▶ [Directions for this task] From the entries below, please gather each line containing the string "footer".

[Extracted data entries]
******************************
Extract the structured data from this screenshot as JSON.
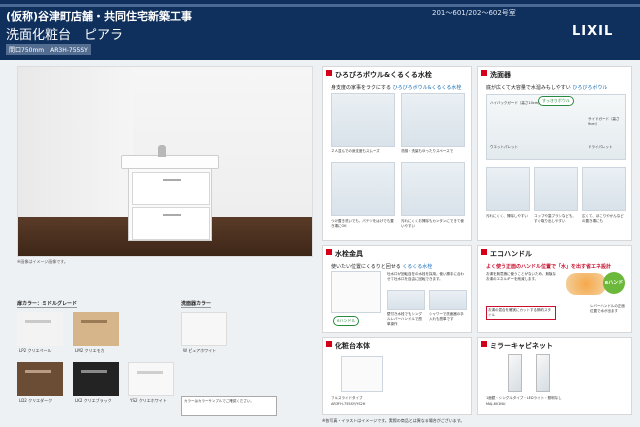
{
  "header": {
    "project": "(仮称)谷津町店舗・共同住宅新築工事",
    "title": "洗面化粧台　ピアラ",
    "subtitle": "間口750mm　AR3H-755SY",
    "units": "201～601/202～602号室",
    "logo": "LIXIL"
  },
  "photo": {
    "caption": "※画像はイメージ画像です。"
  },
  "swatches": {
    "body_heading": "扉カラー：ミドルグレード",
    "counter_heading": "洗面器カラー",
    "items": [
      {
        "code": "LP2",
        "name": "クリエペール",
        "color": "#f2f3f2",
        "bar": "#c9c9c9"
      },
      {
        "code": "LM2",
        "name": "クリエモカ",
        "color": "#d7b58a",
        "bar": "#9a7a55"
      },
      {
        "code": "LD2",
        "name": "クリエダーク",
        "color": "#6b4c35",
        "bar": "#b89c84"
      },
      {
        "code": "LK2",
        "name": "クリエブラック",
        "color": "#232323",
        "bar": "#8a8a8a"
      },
      {
        "code": "YS2",
        "name": "クリエホワイト",
        "color": "#f8f8f8",
        "bar": "#cfcfcf"
      }
    ],
    "counter": {
      "code": "W",
      "name": "ピュアホワイト",
      "color": "#f7f7f7"
    },
    "note": "カラーはカラーサンプルでご確認ください。"
  },
  "panels": {
    "bowl": {
      "title": "ひろびろボウル&くるくる水栓",
      "lead": "身支度の家事をラクにする",
      "lead_hl": "ひろびろボウル&くるくる水栓",
      "captions": [
        "２人並んでの身支度もスムーズ",
        "洗顔・洗髪もゆったりスペースで",
        "つけ置き洗いでも、パテツをはけでも置き場にOK",
        "汚れにくくお掃除もカンタンにできて使いやすい"
      ]
    },
    "basin": {
      "title": "洗面器",
      "lead": "底が広くて大容量で水溜みもしやすい",
      "lead_hl": "ひろびろボウル",
      "tag": "すっきりボウル",
      "labels": [
        "ハイバックガード（高さ10cm）",
        "サイドガード（高さ9cm）",
        "ウエットパレット",
        "ドライパレット"
      ],
      "captions": [
        "汚れにくく、掃除しやすい",
        "コップや歯ブラシなども、すぐ取り出しやすい",
        "広くて、ほこりやかんなどの置き場にも"
      ]
    },
    "faucet": {
      "title": "水栓金具",
      "lead": "使いたい位置にくるりと回せる",
      "lead_hl": "くるくる水栓",
      "text": "吐水口が回転自在の水栓を採用。使い勝手に合わせて吐水口を自由に回転できます。",
      "tag": "eハンドル",
      "captions": [
        "壁付き水栓でもシングルレバーハンドルで簡単操作",
        "シャワーで洗面器の手入れも簡単です"
      ]
    },
    "eco": {
      "title": "エコハンドル",
      "lead": "よく使う正面のハンドル位置で「水」を出す省エネ設計",
      "text": "お湯を無意識に使うことがないため、無駄なお湯のエネルギーを削減します。",
      "badge": "eハンドル",
      "captions": [
        "お湯の混合を確実にカットする節約スタイル",
        "レバーハンドルの正面位置で水が出ます"
      ]
    },
    "vanity": {
      "title": "化粧台本体",
      "label": "フルスライドタイプ",
      "model": "AR3FH-755SY/YS2H"
    },
    "mirror": {
      "title": "ミラーキャビネット",
      "label": "1面鏡・シングルタイプ・LEDライト・照明なし",
      "model": "MAJ-601NU"
    }
  },
  "footer": "※各写真・イラストはイメージです。実際の商品とは異なる場合がございます。"
}
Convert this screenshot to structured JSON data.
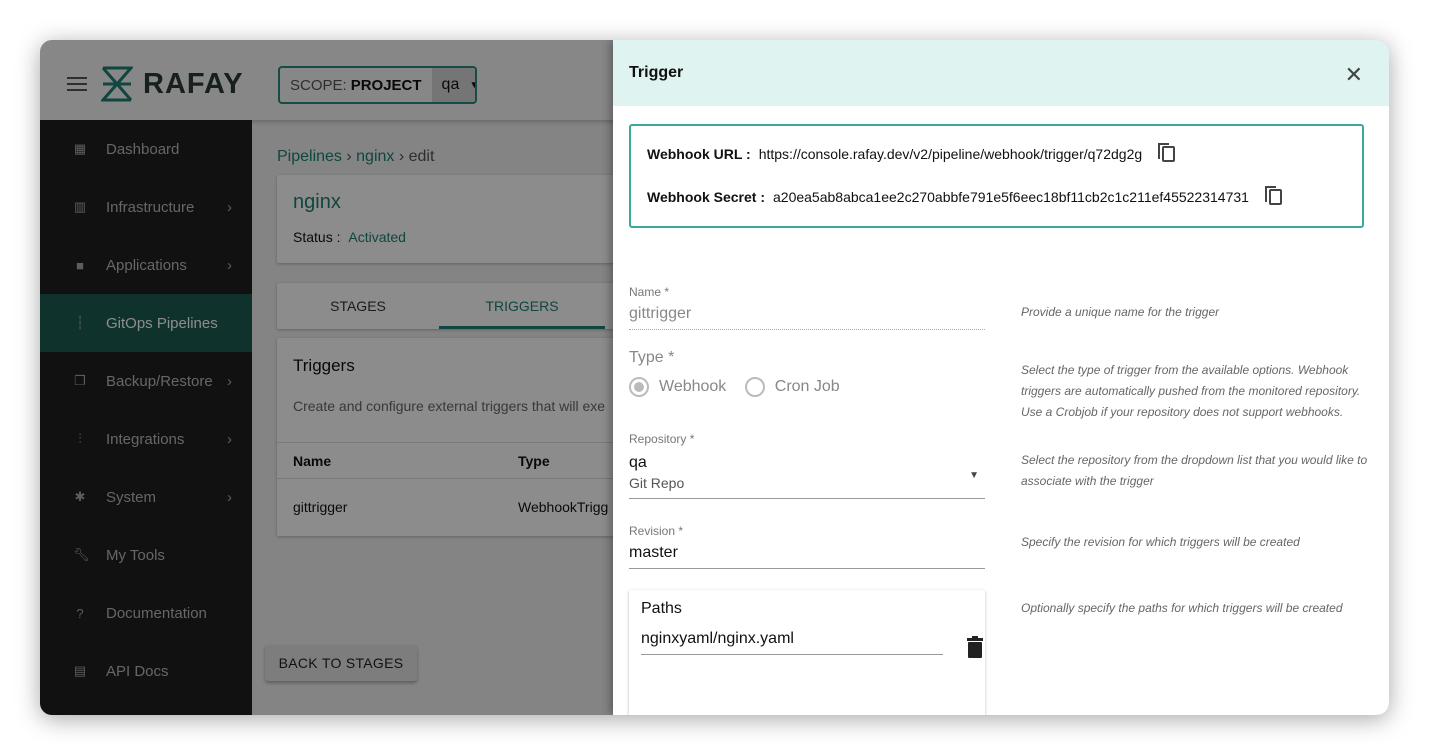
{
  "brand": "RAFAY",
  "scope": {
    "label": "SCOPE:",
    "value": "PROJECT",
    "project": "qa"
  },
  "sidebar": {
    "items": [
      {
        "label": "Dashboard",
        "icon": "dashboard-icon",
        "chevron": false
      },
      {
        "label": "Infrastructure",
        "icon": "building-icon",
        "chevron": true
      },
      {
        "label": "Applications",
        "icon": "briefcase-icon",
        "chevron": true
      },
      {
        "label": "GitOps Pipelines",
        "icon": "pipeline-icon",
        "chevron": false,
        "selected": true
      },
      {
        "label": "Backup/Restore",
        "icon": "copy-icon",
        "chevron": true
      },
      {
        "label": "Integrations",
        "icon": "sliders-icon",
        "chevron": true
      },
      {
        "label": "System",
        "icon": "gear-icon",
        "chevron": true
      },
      {
        "label": "My Tools",
        "icon": "wrench-icon",
        "chevron": false
      },
      {
        "label": "Documentation",
        "icon": "help-icon",
        "chevron": false
      },
      {
        "label": "API Docs",
        "icon": "clipboard-icon",
        "chevron": false
      }
    ]
  },
  "breadcrumb": [
    "Pipelines",
    "nginx",
    "edit"
  ],
  "pipeline": {
    "name": "nginx",
    "status_label": "Status :",
    "status": "Activated"
  },
  "tabs": [
    "STAGES",
    "TRIGGERS"
  ],
  "triggers": {
    "title": "Triggers",
    "desc": "Create and configure external triggers that will exe",
    "columns": [
      "Name",
      "Type"
    ],
    "rows": [
      [
        "gittrigger",
        "WebhookTrigg"
      ]
    ]
  },
  "back_button": "BACK TO STAGES",
  "drawer": {
    "title": "Trigger",
    "webhook_url_label": "Webhook URL :",
    "webhook_url": "https://console.rafay.dev/v2/pipeline/webhook/trigger/q72dg2g",
    "webhook_secret_label": "Webhook Secret :",
    "webhook_secret": "a20ea5ab8abca1ee2c270abbfe791e5f6eec18bf11cb2c1c211ef45522314731",
    "name_label": "Name *",
    "name_value": "gittrigger",
    "name_help": "Provide a unique name for the trigger",
    "type_label": "Type *",
    "type_options": [
      "Webhook",
      "Cron Job"
    ],
    "type_selected": "Webhook",
    "type_help": "Select the type of trigger from the available options. Webhook triggers are automatically pushed from the monitored repository. Use a Crobjob if your repository does not support webhooks.",
    "repo_label": "Repository *",
    "repo_value": "qa",
    "repo_sub": "Git Repo",
    "repo_help": "Select the repository from the dropdown list that you would like to associate with the trigger",
    "revision_label": "Revision *",
    "revision_value": "master",
    "revision_help": "Specify the revision for which triggers will be created",
    "paths_label": "Paths",
    "path_value": "nginxyaml/nginx.yaml",
    "paths_help": "Optionally specify the paths for which triggers will be created"
  },
  "colors": {
    "accent": "#1e8074",
    "drawer_header": "#dff3f1",
    "border": "#3ba99c"
  }
}
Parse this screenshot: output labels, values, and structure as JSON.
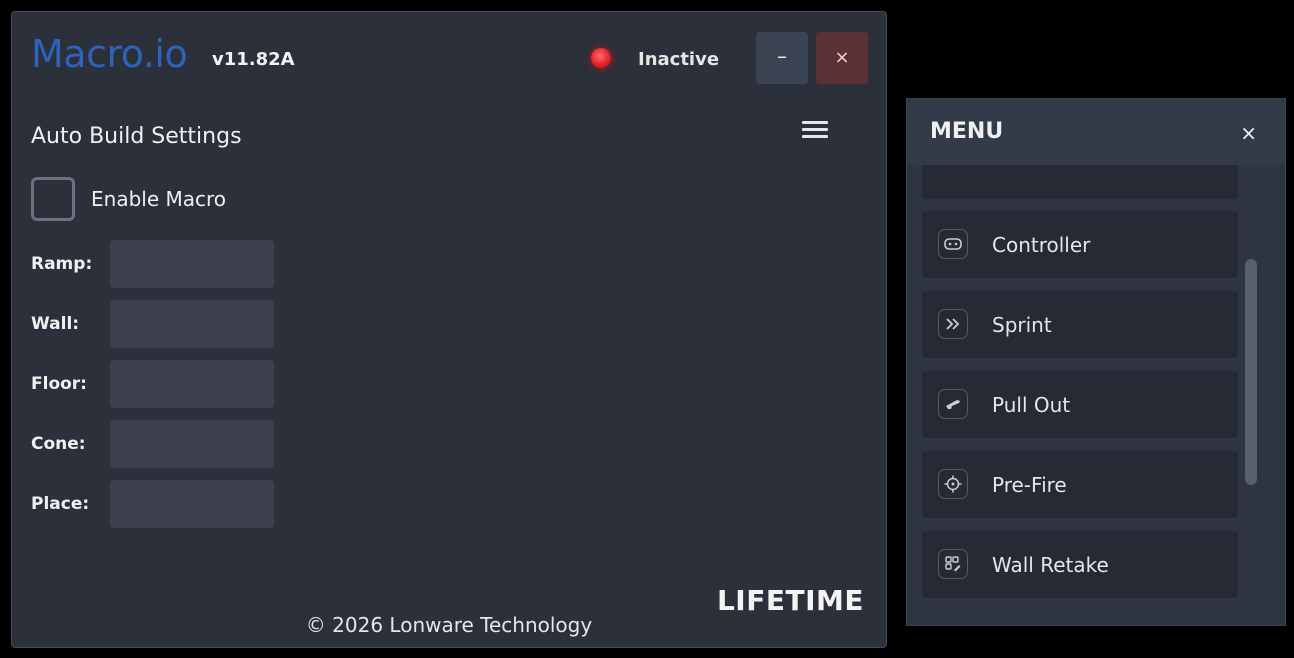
{
  "app": {
    "title": "Macro.io",
    "version": "v11.82A",
    "status": "Inactive",
    "minimize_label": "–",
    "close_label": "×"
  },
  "settings": {
    "section_title": "Auto Build Settings",
    "enable_label": "Enable Macro",
    "fields": [
      {
        "label": "Ramp:",
        "value": ""
      },
      {
        "label": "Wall:",
        "value": ""
      },
      {
        "label": "Floor:",
        "value": ""
      },
      {
        "label": "Cone:",
        "value": ""
      },
      {
        "label": "Place:",
        "value": ""
      }
    ]
  },
  "license": "LIFETIME",
  "footer": "© 2026 Lonware Technology",
  "menu": {
    "title": "MENU",
    "close_label": "×",
    "items": [
      {
        "label": "Controller",
        "icon": "gamepad-icon"
      },
      {
        "label": "Sprint",
        "icon": "double-chevron-icon"
      },
      {
        "label": "Pull Out",
        "icon": "gun-icon"
      },
      {
        "label": "Pre-Fire",
        "icon": "crosshair-icon"
      },
      {
        "label": "Wall Retake",
        "icon": "grid-edit-icon"
      }
    ]
  },
  "colors": {
    "accent": "#2d63b8",
    "status_inactive": "#e3242b",
    "window_bg": "#2b303a",
    "close_bg": "#5a3236"
  }
}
******************************
▶ [Solved problem]
  "footer": "※各写真・イラストはイメージです。実際の商品とは異なる場合がございます。"
  "footer": "© 2026 Lonware Technology",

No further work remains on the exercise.